_Task data_:
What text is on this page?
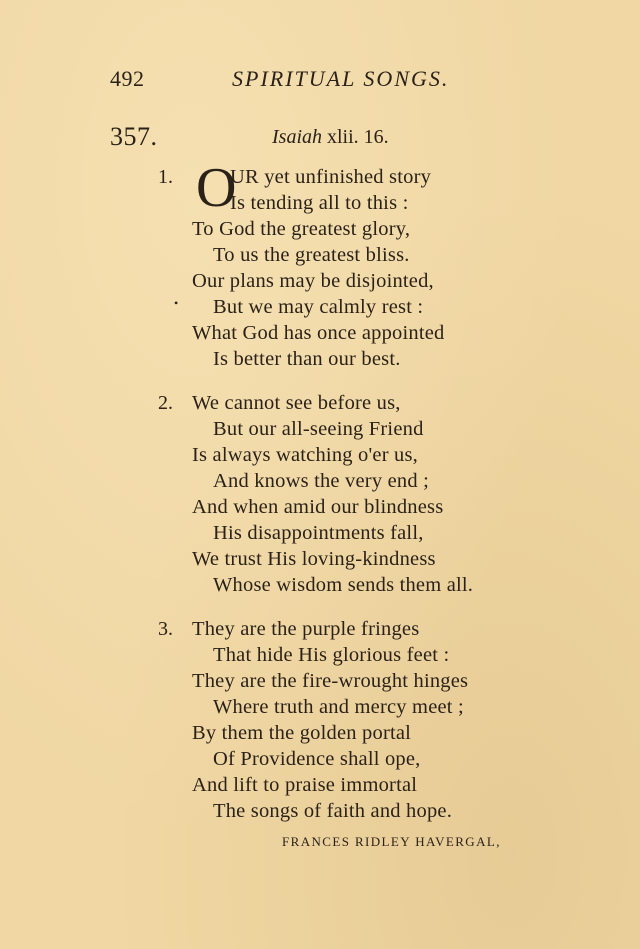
492	SPIRITUAL SONGS.
357.	Isaiah xlii. 16.
1. O
UR yet unfinished story
Is tending all to this :
To God the greatest glory,
To us the greatest bliss.
Our plans may be disjointed,
• But we may calmly rest :
What God has once appointed
Is better than our best.
2. We cannot see before us,
But our all-seeing Friend
Is always watching o'er us,
And knows the very end ;
And when amid our blindness
His disappointments fall,
We trust His loving-kindness
Whose wisdom sends them all.
3. They are the purple fringes
That hide His glorious feet :
They are the fire-wrought hinges
Where truth and mercy meet ;
By them the golden portal
Of Providence shall ope,
And lift to praise immortal
The songs of faith and hope.
FRANCES RIDLEY HAVERGAL,
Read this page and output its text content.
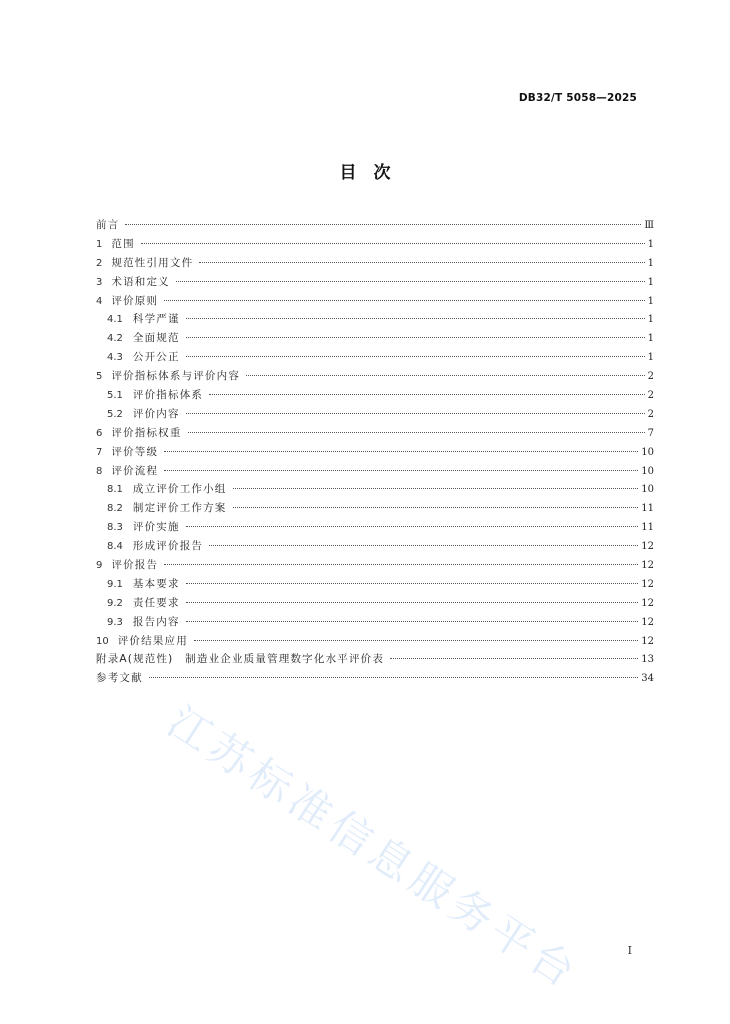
DB32/T 5058—2025
目　次
前言	Ⅲ
1 范围	1
2 规范性引用文件	1
3 术语和定义	1
4 评价原则	1
4.1 科学严谨	1
4.2 全面规范	1
4.3 公开公正	1
5 评价指标体系与评价内容	2
5.1 评价指标体系	2
5.2 评价内容	2
6 评价指标权重	7
7 评价等级	10
8 评价流程	10
8.1 成立评价工作小组	10
8.2 制定评价工作方案	11
8.3 评价实施	11
8.4 形成评价报告	12
9 评价报告	12
9.1 基本要求	12
9.2 责任要求	12
9.3 报告内容	12
10 评价结果应用	12
附录A(规范性)　制造业企业质量管理数字化水平评价表	13
参考文献	34
I
江苏标准信息服务平台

_Task to carry out_: Print each entry shown above with exact wording and no pictures.

_Result_:
What text is on this page?
492	SPIRITUAL SONGS.
357.	Isaiah xlii. 16.
1. O
UR yet unfinished story
Is tending all to this :
To God the greatest glory,
To us the greatest bliss.
Our plans may be disjointed,
• But we may calmly rest :
What God has once appointed
Is better than our best.
2. We cannot see before us,
But our all-seeing Friend
Is always watching o'er us,
And knows the very end ;
And when amid our blindness
His disappointments fall,
We trust His loving-kindness
Whose wisdom sends them all.
3. They are the purple fringes
That hide His glorious feet :
They are the fire-wrought hinges
Where truth and mercy meet ;
By them the golden portal
Of Providence shall ope,
And lift to praise immortal
The songs of faith and hope.
FRANCES RIDLEY HAVERGAL,
Read this page and output its text content.
DB32/T 5058—2025
目　次
前言	Ⅲ
1 范围	1
2 规范性引用文件	1
3 术语和定义	1
4 评价原则	1
4.1 科学严谨	1
4.2 全面规范	1
4.3 公开公正	1
5 评价指标体系与评价内容	2
5.1 评价指标体系	2
5.2 评价内容	2
6 评价指标权重	7
7 评价等级	10
8 评价流程	10
8.1 成立评价工作小组	10
8.2 制定评价工作方案	11
8.3 评价实施	11
8.4 形成评价报告	12
9 评价报告	12
9.1 基本要求	12
9.2 责任要求	12
9.3 报告内容	12
10 评价结果应用	12
附录A(规范性)　制造业企业质量管理数字化水平评价表	13
参考文献	34
I
江苏标准信息服务平台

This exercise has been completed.